** start PROVIDED RECORDS **

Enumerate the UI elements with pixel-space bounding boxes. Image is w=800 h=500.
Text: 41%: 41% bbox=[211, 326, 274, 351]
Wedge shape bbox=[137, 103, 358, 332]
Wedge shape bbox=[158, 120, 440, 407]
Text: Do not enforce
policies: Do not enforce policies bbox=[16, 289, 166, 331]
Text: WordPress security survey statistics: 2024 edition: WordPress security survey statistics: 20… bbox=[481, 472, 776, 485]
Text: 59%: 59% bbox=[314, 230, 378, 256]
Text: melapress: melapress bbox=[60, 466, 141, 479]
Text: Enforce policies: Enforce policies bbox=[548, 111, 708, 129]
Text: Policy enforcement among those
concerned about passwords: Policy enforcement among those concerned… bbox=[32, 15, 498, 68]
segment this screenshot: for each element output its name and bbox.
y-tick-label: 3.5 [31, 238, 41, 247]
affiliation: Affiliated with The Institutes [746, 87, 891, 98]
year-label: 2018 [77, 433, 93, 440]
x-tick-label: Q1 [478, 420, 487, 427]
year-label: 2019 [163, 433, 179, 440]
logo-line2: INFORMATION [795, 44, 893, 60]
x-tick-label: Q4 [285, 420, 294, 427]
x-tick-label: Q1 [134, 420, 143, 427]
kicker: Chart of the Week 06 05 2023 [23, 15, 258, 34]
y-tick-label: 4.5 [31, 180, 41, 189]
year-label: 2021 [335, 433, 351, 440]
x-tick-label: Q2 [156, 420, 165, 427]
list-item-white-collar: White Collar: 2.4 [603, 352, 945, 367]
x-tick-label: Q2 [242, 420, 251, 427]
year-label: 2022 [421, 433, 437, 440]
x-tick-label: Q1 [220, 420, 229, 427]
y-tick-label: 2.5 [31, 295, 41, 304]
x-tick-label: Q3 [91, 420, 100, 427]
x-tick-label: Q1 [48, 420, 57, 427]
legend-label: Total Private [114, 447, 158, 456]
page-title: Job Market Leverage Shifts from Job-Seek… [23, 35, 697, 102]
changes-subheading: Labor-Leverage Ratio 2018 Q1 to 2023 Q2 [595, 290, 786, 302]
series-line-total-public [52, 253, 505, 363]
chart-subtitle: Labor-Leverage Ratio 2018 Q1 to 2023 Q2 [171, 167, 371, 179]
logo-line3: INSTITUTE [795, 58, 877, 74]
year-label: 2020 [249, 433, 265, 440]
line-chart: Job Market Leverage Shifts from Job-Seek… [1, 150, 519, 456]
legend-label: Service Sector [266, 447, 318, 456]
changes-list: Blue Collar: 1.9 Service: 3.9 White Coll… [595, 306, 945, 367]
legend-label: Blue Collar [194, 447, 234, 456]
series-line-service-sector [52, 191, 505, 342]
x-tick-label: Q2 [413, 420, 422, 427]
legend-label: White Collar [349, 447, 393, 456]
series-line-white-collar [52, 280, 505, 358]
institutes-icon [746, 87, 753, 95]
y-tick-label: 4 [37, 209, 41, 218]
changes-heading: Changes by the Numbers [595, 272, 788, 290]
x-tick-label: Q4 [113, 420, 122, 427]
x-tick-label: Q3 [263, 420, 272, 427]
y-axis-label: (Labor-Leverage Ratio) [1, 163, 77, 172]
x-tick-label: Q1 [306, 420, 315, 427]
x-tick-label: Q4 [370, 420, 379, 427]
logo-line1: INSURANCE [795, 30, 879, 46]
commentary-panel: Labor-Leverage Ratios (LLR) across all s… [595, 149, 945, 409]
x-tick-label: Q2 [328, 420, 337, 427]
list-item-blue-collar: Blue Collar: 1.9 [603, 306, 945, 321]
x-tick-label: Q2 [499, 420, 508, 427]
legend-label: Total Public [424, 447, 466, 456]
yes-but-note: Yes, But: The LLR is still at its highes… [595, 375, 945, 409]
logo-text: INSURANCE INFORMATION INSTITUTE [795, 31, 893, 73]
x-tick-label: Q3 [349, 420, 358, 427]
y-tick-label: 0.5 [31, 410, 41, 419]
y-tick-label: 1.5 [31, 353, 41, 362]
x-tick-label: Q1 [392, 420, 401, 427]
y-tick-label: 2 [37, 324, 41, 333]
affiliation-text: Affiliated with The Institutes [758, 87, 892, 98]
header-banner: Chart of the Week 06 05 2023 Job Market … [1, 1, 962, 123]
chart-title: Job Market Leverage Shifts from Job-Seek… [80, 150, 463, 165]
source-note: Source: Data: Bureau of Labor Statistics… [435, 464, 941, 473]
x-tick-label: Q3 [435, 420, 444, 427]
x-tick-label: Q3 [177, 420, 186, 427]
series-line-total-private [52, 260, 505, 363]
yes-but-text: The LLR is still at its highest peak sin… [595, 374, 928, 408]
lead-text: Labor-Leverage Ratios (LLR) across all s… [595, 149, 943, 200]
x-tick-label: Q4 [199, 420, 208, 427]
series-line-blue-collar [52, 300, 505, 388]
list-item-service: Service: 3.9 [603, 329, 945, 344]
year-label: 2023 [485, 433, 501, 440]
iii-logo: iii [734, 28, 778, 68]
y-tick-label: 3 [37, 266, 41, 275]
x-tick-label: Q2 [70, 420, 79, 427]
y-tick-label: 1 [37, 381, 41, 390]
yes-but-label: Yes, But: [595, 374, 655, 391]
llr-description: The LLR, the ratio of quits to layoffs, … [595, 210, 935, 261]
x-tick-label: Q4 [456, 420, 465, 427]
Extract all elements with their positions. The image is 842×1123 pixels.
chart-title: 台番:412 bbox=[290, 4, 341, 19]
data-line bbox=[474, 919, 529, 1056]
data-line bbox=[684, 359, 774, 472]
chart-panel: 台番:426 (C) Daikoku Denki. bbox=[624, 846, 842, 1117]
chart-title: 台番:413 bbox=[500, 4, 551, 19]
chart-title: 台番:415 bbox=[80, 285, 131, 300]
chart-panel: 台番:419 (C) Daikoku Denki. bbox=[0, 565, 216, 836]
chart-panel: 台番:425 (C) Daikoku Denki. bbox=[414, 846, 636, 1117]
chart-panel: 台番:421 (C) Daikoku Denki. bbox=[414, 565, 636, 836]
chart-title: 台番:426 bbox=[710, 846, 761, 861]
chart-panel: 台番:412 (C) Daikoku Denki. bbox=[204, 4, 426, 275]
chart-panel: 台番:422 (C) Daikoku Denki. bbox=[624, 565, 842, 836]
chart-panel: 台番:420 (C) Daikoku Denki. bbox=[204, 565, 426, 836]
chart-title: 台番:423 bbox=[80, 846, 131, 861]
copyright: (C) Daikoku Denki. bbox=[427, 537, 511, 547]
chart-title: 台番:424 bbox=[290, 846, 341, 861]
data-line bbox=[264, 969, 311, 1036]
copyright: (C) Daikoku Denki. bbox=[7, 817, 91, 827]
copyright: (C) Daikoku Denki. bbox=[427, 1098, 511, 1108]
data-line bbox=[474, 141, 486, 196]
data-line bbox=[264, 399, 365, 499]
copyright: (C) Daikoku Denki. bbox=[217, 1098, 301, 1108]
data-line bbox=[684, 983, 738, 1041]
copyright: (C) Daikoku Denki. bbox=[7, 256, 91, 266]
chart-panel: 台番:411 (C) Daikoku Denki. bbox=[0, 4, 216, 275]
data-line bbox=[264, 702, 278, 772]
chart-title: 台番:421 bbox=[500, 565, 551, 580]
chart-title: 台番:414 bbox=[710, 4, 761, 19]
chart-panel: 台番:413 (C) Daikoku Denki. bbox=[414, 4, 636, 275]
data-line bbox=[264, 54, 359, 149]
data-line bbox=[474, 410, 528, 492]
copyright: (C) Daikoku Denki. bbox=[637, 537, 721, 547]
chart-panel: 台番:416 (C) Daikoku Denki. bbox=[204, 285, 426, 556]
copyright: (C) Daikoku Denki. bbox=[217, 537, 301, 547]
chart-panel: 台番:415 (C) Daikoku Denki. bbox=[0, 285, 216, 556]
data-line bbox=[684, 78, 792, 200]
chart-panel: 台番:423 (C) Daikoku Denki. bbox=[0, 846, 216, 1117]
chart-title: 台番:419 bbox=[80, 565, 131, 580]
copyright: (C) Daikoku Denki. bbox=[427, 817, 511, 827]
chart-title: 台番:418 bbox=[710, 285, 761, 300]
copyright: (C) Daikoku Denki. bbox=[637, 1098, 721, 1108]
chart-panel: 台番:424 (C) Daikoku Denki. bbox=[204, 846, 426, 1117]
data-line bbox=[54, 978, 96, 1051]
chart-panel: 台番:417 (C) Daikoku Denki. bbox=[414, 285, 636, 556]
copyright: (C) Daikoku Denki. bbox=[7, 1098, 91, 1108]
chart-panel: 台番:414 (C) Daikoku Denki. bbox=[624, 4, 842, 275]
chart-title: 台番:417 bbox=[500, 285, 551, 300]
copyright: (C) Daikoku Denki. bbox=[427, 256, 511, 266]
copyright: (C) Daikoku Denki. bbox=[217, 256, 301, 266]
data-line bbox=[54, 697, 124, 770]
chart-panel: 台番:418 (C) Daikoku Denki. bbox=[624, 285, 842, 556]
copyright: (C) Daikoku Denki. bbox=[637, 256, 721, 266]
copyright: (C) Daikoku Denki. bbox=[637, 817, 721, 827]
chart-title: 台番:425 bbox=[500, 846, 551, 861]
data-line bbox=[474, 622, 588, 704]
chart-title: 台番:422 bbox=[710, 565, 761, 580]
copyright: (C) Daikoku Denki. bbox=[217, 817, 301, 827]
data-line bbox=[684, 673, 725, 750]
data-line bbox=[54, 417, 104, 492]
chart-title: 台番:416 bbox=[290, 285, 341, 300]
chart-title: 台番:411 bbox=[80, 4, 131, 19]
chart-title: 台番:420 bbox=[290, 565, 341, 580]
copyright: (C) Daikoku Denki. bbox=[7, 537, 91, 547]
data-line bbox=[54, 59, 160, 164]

** end PROVIDED RECORDS **

→ **EXERCISE PROMPT**
Print the records from the start through the line with "Text: Do not enforce", including that line.

→ **ANSWER TO THE EXERCISE**
Enumerate the UI elements with pixel-space bounding boxes. Image is w=800 h=500.
Text: 41%: 41% bbox=[211, 326, 274, 351]
Wedge shape bbox=[137, 103, 358, 332]
Wedge shape bbox=[158, 120, 440, 407]
Text: Do not enforce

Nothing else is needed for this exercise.